--- Given records ---
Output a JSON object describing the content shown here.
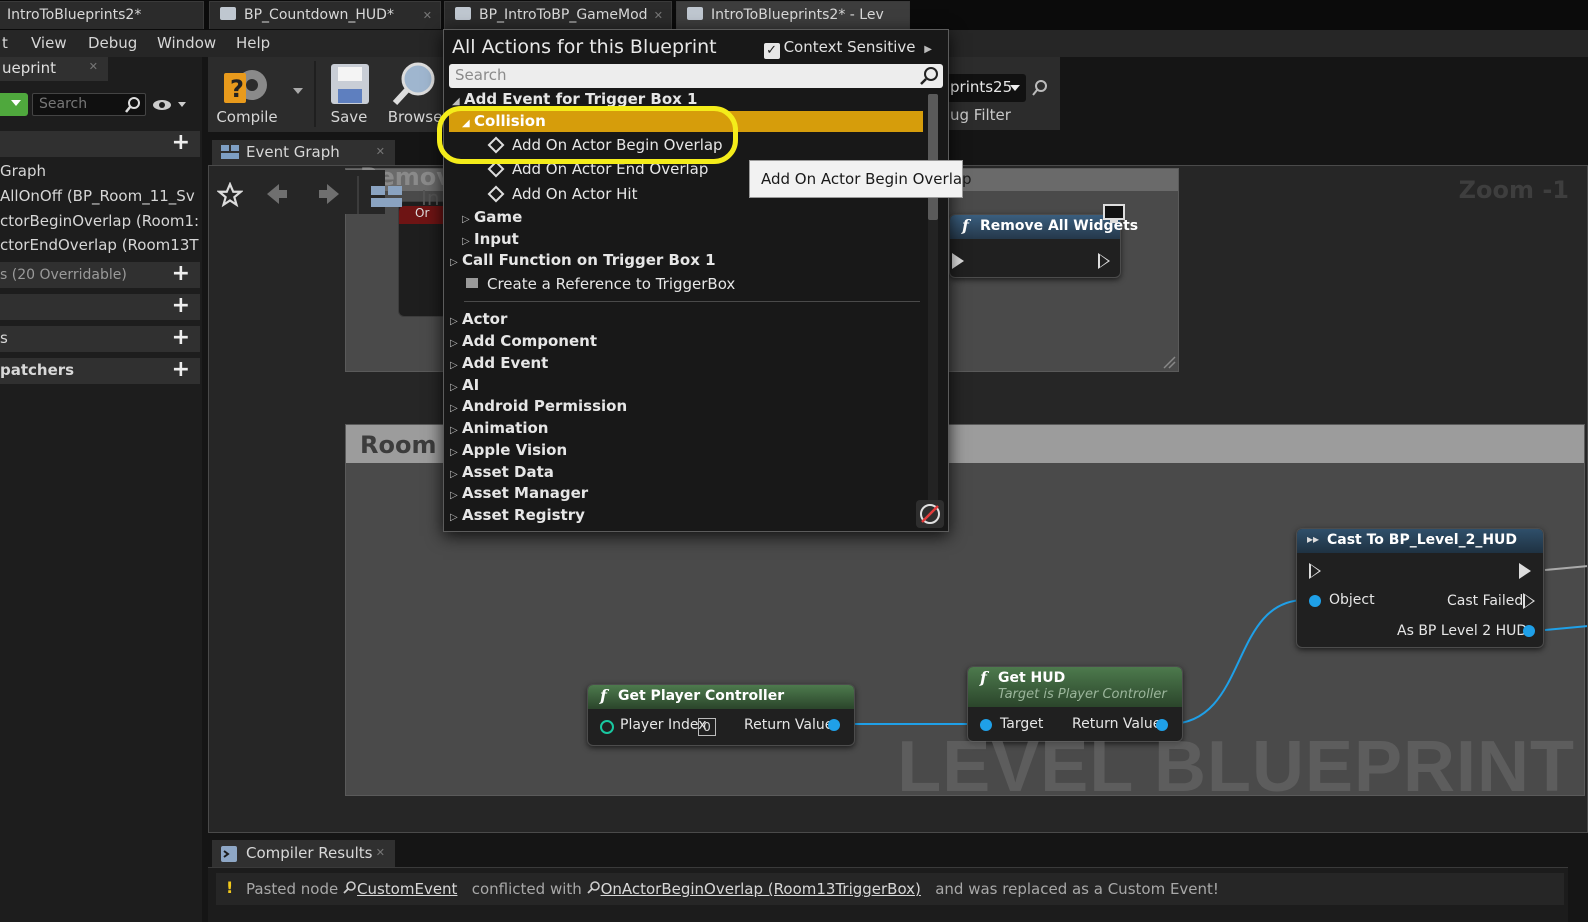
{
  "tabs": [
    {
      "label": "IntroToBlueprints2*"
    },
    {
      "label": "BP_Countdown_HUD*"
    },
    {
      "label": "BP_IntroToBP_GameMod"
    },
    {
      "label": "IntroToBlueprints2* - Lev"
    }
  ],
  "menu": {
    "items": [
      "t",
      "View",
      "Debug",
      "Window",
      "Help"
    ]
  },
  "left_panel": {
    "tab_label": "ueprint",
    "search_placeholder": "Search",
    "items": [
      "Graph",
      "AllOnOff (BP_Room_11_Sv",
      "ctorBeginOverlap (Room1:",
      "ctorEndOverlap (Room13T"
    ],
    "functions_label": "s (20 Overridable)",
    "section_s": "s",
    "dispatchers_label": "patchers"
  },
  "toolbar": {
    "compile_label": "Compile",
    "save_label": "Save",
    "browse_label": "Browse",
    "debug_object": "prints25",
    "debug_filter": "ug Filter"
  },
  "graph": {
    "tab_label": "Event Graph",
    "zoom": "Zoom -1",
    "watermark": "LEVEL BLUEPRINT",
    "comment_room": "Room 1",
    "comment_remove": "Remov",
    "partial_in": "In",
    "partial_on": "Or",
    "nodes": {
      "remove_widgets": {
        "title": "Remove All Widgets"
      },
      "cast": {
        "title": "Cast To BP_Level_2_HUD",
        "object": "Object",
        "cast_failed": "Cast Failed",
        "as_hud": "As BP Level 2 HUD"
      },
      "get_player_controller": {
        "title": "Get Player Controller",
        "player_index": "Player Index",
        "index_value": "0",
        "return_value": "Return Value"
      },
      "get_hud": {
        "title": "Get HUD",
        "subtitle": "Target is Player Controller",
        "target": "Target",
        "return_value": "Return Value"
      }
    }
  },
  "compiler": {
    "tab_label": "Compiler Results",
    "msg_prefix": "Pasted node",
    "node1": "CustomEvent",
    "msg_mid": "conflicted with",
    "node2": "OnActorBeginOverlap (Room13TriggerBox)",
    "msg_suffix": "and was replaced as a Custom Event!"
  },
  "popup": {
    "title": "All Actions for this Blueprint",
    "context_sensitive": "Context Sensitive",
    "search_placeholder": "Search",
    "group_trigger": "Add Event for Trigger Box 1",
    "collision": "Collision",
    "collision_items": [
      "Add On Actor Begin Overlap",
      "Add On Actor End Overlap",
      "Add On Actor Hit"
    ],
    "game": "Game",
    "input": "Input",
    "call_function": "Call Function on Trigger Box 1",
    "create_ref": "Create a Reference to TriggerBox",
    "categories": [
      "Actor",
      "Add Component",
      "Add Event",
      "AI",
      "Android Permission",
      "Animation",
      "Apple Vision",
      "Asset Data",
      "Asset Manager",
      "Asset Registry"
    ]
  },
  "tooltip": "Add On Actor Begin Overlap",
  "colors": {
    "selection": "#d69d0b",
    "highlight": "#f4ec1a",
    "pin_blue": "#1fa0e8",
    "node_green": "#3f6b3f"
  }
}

==

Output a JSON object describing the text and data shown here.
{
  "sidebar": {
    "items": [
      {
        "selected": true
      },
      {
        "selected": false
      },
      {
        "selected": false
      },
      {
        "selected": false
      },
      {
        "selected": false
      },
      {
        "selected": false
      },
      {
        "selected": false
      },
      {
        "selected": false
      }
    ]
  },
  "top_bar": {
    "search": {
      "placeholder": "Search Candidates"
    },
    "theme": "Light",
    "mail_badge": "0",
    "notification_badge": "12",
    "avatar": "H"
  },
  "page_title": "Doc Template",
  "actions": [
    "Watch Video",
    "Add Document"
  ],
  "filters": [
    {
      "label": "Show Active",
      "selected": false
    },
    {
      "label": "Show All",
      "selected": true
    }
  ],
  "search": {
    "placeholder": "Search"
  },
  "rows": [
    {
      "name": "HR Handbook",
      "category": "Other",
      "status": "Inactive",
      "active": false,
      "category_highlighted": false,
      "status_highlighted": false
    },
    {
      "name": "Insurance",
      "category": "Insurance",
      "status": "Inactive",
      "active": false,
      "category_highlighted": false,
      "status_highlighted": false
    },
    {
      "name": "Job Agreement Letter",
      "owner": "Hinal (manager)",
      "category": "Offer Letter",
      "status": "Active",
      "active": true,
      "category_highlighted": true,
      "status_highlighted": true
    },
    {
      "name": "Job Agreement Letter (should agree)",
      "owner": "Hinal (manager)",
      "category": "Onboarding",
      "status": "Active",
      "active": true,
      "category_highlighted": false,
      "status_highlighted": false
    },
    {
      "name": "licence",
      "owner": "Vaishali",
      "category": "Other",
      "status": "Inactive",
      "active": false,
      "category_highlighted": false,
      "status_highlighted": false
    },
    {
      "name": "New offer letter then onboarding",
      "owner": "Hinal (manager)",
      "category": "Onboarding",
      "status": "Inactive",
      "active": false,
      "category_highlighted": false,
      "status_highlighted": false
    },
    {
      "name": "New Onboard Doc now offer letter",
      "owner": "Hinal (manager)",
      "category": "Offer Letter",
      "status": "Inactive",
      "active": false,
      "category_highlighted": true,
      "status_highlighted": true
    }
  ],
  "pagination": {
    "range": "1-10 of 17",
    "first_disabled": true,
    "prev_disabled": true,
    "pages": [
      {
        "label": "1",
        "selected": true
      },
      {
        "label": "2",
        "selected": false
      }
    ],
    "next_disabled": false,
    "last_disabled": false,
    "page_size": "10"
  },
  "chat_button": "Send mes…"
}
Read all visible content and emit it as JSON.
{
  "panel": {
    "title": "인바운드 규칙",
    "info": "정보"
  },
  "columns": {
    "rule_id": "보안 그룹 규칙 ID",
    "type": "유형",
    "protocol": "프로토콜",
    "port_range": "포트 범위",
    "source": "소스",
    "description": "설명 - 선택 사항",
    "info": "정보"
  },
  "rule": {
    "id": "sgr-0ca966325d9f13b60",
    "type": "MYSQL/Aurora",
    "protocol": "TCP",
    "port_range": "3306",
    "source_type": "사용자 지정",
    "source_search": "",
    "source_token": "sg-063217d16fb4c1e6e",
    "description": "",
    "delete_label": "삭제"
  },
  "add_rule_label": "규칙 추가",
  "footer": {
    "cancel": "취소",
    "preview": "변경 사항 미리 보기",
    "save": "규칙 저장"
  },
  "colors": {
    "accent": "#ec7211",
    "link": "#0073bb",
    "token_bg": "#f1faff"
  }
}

--- Problem ---
Identify all lines where the word "Asset" shows up. Copy them.

--- Solution to this task ---
      "Asset Data",
      "Asset Manager",
      "Asset Registry"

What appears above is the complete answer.